* **The problem**: Give the data below again exactly as written, without its pictures.

Extracts from a graphics dataset
○ ○ ○ ○ ○ ○ ○

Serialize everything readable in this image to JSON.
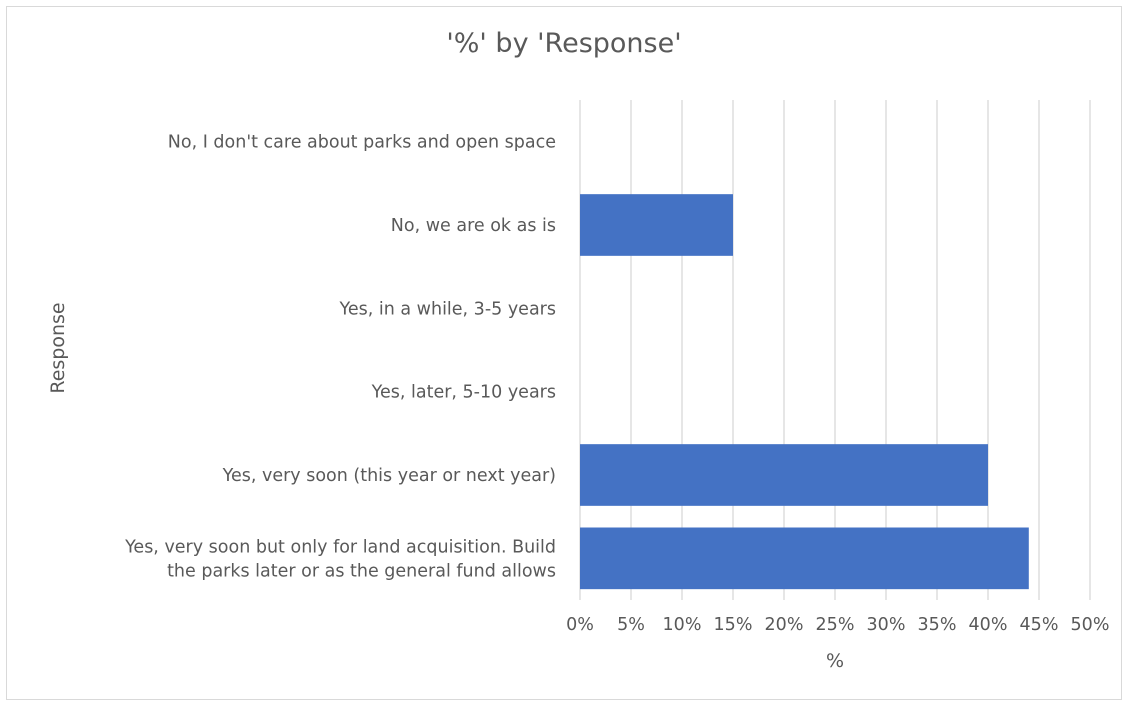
{
  "chart_data": {
    "type": "bar",
    "orientation": "horizontal",
    "title": "'%' by 'Response'",
    "xlabel": "%",
    "ylabel": "Response",
    "xlim": [
      0,
      50
    ],
    "x_ticks": [
      "0%",
      "5%",
      "10%",
      "15%",
      "20%",
      "25%",
      "30%",
      "35%",
      "40%",
      "45%",
      "50%"
    ],
    "grid": true,
    "bar_color": "#4472c4",
    "categories": [
      [
        "No, I don't care about parks and open space"
      ],
      [
        "No, we are ok as is"
      ],
      [
        "Yes, in a while, 3-5 years"
      ],
      [
        "Yes, later, 5-10 years"
      ],
      [
        "Yes, very soon (this year or next year)"
      ],
      [
        "Yes, very soon but only for land acquisition. Build",
        "the parks later or as the general fund allows"
      ]
    ],
    "values": [
      0,
      15,
      0,
      0,
      40,
      44
    ]
  }
}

○ ○ ○ ○ ○ ○ ○

* **Exercise response**:
Serialize everything readable in this image to JSON.
{
  "chart_data": {
    "type": "bar",
    "orientation": "horizontal",
    "title": "'%' by 'Response'",
    "xlabel": "%",
    "ylabel": "Response",
    "xlim": [
      0,
      50
    ],
    "x_ticks": [
      "0%",
      "5%",
      "10%",
      "15%",
      "20%",
      "25%",
      "30%",
      "35%",
      "40%",
      "45%",
      "50%"
    ],
    "grid": true,
    "bar_color": "#4472c4",
    "categories": [
      [
        "No, I don't care about parks and open space"
      ],
      [
        "No, we are ok as is"
      ],
      [
        "Yes, in a while, 3-5 years"
      ],
      [
        "Yes, later, 5-10 years"
      ],
      [
        "Yes, very soon (this year or next year)"
      ],
      [
        "Yes, very soon but only for land acquisition. Build",
        "the parks later or as the general fund allows"
      ]
    ],
    "values": [
      0,
      15,
      0,
      0,
      40,
      44
    ]
  }
}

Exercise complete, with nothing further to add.